■ **Job**:
Pull every line with the word "name" out of the entries below.

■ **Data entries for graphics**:
## begin
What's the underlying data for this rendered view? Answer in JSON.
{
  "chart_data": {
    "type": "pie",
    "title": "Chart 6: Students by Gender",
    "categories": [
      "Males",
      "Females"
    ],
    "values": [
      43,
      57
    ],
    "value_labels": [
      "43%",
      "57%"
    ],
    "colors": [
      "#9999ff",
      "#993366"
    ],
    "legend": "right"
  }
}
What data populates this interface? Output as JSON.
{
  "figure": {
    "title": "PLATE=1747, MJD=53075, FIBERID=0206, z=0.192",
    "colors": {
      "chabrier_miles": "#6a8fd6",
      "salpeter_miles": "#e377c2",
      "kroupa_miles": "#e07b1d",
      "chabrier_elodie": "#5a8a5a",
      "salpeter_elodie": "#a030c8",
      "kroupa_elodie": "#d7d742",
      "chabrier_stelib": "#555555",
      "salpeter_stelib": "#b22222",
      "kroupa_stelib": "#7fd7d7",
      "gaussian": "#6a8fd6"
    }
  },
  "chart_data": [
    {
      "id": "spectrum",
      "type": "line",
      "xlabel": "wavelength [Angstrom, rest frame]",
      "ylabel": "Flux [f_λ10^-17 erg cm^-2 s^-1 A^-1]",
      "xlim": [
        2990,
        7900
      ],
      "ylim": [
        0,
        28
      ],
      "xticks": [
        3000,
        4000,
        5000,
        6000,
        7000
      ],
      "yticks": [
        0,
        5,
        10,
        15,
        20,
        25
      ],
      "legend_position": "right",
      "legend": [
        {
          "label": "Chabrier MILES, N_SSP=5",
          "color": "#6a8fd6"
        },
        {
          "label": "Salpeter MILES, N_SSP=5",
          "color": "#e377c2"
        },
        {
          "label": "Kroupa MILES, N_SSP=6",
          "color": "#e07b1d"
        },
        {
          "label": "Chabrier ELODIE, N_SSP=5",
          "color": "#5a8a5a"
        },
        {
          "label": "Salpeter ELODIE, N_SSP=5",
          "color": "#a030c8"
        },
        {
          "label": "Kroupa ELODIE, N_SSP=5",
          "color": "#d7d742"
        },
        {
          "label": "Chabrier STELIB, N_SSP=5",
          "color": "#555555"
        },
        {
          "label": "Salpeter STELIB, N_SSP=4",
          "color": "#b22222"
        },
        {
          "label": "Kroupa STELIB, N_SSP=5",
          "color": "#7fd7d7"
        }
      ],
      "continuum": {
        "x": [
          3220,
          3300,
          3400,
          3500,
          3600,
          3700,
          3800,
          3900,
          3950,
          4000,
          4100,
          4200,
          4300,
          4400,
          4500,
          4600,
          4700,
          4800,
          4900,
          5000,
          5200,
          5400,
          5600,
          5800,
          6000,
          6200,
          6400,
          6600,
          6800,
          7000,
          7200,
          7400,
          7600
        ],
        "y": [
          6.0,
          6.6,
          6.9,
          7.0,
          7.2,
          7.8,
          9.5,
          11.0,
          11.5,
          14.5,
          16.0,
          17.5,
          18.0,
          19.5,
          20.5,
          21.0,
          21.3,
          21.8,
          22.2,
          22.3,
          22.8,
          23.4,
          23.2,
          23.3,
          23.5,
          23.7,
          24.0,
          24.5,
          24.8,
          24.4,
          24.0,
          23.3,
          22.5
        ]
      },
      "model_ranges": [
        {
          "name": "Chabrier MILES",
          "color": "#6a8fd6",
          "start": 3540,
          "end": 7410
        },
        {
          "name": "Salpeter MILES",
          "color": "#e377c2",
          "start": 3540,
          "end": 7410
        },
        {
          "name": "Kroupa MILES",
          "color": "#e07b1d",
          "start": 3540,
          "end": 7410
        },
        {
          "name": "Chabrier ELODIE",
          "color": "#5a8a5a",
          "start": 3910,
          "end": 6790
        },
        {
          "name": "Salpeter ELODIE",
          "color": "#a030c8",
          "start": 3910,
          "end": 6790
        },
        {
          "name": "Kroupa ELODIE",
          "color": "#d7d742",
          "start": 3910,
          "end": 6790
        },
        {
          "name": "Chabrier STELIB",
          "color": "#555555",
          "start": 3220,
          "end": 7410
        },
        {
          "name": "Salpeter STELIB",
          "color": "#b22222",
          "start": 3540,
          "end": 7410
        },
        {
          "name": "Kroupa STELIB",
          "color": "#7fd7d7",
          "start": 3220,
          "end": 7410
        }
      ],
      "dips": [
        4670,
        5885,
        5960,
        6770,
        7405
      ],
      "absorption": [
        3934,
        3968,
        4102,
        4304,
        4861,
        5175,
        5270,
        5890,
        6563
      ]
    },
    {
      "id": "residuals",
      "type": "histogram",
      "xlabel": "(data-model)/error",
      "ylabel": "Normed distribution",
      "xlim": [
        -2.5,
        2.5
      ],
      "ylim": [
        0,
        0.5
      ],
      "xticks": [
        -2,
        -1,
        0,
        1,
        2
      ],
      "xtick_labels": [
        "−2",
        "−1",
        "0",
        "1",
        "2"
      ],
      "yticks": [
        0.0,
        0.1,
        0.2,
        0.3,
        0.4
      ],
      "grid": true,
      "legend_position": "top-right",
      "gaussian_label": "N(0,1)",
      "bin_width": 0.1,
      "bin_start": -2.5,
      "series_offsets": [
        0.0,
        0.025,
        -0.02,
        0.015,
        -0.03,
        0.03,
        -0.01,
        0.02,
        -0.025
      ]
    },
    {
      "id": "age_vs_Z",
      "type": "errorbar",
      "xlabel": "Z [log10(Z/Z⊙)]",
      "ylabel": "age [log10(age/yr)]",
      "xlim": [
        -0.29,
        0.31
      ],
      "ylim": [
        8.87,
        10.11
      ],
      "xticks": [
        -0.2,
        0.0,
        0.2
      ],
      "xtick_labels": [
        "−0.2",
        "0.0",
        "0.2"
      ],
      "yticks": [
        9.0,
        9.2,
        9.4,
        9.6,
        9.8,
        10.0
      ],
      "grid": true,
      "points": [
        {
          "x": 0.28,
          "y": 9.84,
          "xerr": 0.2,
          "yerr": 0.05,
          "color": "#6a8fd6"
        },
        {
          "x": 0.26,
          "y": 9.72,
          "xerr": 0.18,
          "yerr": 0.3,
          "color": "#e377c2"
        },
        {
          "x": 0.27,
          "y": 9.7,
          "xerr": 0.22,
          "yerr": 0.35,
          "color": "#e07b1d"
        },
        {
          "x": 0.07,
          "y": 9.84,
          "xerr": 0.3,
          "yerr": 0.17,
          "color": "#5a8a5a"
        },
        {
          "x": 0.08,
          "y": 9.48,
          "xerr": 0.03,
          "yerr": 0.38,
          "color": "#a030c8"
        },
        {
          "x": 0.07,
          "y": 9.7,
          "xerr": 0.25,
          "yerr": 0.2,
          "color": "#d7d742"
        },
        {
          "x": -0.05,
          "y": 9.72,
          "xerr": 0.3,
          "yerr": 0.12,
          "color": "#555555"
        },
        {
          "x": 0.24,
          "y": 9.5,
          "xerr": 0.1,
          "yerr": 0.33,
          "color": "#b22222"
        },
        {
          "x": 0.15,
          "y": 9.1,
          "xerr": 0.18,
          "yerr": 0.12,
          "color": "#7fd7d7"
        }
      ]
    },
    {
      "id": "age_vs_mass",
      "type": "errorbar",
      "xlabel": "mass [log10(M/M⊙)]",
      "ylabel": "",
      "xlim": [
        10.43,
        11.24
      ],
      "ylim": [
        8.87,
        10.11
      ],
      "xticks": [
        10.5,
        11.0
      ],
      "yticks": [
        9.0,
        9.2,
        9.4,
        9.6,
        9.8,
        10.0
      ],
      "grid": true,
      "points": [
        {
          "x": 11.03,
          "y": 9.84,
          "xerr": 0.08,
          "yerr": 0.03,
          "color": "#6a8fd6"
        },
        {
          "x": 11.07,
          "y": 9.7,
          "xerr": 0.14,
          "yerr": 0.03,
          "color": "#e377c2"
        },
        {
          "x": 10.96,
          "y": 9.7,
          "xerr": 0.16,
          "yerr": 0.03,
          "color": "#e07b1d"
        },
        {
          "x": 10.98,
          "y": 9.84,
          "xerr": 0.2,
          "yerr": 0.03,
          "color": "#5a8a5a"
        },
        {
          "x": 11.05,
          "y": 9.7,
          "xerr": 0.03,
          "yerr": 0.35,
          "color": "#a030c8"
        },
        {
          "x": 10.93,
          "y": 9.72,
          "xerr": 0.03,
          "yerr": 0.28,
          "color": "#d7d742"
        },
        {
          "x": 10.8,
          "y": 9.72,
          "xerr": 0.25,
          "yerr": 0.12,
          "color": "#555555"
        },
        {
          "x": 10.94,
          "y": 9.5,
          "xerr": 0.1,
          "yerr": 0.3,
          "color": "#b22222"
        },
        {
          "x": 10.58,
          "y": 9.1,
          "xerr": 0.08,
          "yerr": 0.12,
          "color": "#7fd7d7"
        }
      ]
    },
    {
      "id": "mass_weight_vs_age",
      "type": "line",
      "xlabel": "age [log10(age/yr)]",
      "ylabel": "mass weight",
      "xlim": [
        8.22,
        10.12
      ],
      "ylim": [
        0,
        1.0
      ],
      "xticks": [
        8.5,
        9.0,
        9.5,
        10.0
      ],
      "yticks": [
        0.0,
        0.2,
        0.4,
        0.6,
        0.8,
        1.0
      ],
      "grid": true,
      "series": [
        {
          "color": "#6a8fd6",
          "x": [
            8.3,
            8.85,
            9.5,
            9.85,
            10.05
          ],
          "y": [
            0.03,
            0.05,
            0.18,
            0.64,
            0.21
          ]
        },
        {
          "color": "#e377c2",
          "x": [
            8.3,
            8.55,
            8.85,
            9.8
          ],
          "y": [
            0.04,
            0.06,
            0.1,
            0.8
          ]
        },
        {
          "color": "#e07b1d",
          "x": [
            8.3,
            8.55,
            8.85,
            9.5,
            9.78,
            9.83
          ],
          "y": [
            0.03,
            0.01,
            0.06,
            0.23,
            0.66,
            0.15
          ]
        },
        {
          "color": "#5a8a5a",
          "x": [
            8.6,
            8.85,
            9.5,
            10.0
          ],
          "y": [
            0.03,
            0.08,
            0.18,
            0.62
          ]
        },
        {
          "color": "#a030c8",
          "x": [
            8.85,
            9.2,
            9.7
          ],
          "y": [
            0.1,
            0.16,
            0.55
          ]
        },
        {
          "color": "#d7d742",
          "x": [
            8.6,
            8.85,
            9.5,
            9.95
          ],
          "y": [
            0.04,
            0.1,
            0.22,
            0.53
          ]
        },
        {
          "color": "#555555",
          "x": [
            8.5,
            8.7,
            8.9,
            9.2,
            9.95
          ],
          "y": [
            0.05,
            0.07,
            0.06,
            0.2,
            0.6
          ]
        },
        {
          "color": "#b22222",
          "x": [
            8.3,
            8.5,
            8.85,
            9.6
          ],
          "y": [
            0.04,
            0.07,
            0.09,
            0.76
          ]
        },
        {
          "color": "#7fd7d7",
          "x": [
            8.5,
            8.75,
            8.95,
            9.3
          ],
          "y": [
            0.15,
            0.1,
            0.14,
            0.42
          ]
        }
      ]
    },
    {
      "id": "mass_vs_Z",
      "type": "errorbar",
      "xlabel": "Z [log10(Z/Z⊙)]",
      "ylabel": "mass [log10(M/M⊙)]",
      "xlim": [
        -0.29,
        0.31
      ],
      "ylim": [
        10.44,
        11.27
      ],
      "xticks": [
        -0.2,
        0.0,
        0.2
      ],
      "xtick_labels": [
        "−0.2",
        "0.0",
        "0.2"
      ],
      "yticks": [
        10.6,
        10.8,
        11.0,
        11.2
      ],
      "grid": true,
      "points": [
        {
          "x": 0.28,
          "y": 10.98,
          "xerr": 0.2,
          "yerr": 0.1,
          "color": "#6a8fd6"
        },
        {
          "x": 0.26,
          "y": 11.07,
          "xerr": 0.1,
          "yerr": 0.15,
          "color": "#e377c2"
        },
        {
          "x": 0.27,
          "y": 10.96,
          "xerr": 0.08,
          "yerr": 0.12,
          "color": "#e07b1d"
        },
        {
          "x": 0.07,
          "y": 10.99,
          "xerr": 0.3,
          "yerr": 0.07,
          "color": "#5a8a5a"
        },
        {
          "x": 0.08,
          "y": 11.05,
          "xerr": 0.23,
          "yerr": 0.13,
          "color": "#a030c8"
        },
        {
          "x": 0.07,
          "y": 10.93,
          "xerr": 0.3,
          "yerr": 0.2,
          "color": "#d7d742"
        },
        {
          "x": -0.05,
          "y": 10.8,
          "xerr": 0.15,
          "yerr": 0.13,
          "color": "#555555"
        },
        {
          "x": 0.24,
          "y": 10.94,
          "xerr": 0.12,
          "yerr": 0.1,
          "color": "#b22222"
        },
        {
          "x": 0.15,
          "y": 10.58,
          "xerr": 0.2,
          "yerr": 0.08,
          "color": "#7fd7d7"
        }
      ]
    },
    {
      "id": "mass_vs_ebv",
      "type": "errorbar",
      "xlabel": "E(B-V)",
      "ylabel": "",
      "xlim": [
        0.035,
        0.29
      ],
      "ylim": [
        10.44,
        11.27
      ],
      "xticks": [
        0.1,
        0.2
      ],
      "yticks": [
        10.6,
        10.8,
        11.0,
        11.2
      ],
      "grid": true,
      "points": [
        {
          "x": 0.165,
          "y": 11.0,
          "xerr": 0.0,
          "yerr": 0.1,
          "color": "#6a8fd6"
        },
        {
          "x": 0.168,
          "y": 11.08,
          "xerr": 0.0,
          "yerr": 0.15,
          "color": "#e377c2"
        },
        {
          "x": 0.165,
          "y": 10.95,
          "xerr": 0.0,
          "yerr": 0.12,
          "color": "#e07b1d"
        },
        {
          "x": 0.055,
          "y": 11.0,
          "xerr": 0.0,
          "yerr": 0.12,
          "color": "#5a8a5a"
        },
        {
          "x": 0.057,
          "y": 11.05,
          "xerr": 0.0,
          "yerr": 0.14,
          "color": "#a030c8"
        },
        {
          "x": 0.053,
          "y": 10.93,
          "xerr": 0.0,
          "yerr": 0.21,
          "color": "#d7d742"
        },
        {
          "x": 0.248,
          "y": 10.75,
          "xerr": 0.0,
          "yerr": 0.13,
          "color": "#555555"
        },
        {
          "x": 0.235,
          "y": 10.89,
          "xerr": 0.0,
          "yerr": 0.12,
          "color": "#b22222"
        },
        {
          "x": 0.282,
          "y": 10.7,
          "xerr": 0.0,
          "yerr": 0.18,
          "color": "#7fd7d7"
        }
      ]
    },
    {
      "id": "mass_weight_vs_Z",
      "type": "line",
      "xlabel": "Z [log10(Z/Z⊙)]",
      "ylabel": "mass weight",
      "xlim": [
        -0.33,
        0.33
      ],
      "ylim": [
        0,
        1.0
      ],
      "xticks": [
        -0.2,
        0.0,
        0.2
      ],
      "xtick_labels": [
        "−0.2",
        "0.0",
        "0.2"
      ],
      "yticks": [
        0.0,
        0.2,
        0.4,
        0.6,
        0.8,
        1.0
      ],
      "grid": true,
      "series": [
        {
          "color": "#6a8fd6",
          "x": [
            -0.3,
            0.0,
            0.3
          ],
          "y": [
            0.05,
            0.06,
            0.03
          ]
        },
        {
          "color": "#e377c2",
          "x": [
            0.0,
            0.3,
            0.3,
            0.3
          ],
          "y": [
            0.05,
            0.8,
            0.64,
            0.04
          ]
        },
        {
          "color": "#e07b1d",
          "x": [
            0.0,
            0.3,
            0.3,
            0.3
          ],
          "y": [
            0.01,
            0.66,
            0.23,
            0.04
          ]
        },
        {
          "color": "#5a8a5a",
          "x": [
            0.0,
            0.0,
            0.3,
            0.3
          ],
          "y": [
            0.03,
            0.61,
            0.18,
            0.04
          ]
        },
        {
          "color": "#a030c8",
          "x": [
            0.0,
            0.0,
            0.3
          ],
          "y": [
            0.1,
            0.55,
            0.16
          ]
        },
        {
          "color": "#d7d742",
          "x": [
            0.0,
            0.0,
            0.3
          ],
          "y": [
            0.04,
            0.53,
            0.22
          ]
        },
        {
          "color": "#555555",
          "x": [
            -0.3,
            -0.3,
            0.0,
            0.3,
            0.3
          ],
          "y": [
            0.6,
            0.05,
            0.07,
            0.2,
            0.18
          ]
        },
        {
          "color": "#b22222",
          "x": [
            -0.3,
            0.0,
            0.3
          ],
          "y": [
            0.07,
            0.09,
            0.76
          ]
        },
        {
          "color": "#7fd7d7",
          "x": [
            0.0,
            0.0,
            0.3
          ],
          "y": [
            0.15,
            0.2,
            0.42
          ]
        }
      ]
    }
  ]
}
## end
■ **Task result**:
          "name": "Chabrier MILES",
          "name": "Salpeter MILES",
          "name": "Kroupa MILES",
          "name": "Chabrier ELODIE",
          "name": "Salpeter ELODIE",
          "name": "Kroupa ELODIE",
          "name": "Chabrier STELIB",
          "name": "Salpeter STELIB",
          "name": "Kroupa STELIB",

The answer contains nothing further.